Records from a collection
- - - - - - -

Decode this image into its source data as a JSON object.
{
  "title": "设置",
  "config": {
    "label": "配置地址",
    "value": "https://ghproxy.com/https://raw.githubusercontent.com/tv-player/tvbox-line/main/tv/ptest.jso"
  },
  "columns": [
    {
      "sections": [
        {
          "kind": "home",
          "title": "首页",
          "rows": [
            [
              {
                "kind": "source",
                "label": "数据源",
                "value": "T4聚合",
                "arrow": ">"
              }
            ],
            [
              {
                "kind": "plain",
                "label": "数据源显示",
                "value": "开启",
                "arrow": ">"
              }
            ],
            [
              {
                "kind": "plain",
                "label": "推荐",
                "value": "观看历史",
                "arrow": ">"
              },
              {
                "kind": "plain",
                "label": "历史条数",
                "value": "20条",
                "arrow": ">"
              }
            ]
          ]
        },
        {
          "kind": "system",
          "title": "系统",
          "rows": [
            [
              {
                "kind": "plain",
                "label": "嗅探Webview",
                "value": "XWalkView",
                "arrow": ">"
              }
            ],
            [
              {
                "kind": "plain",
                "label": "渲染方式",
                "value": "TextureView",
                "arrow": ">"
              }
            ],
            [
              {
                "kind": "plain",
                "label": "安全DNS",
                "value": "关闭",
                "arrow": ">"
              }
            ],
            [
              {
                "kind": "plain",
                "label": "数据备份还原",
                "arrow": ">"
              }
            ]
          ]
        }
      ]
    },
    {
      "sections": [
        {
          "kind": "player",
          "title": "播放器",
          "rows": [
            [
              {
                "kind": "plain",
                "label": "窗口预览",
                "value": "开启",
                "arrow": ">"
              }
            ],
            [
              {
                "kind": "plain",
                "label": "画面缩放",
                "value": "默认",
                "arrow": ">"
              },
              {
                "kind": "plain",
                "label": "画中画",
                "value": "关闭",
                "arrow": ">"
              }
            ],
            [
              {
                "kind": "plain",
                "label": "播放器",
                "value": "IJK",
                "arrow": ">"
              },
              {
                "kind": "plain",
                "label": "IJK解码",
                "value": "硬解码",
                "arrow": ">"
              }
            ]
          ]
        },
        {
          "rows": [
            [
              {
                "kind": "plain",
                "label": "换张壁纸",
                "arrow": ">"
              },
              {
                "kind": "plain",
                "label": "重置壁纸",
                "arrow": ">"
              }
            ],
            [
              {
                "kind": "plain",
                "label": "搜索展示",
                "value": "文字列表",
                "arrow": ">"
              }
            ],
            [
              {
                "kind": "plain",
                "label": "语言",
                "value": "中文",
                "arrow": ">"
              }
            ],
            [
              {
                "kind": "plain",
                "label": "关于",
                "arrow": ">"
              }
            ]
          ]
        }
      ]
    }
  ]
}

- - - - - - -

Check each line of the data above for the string "player" and report only how many lines have it.

2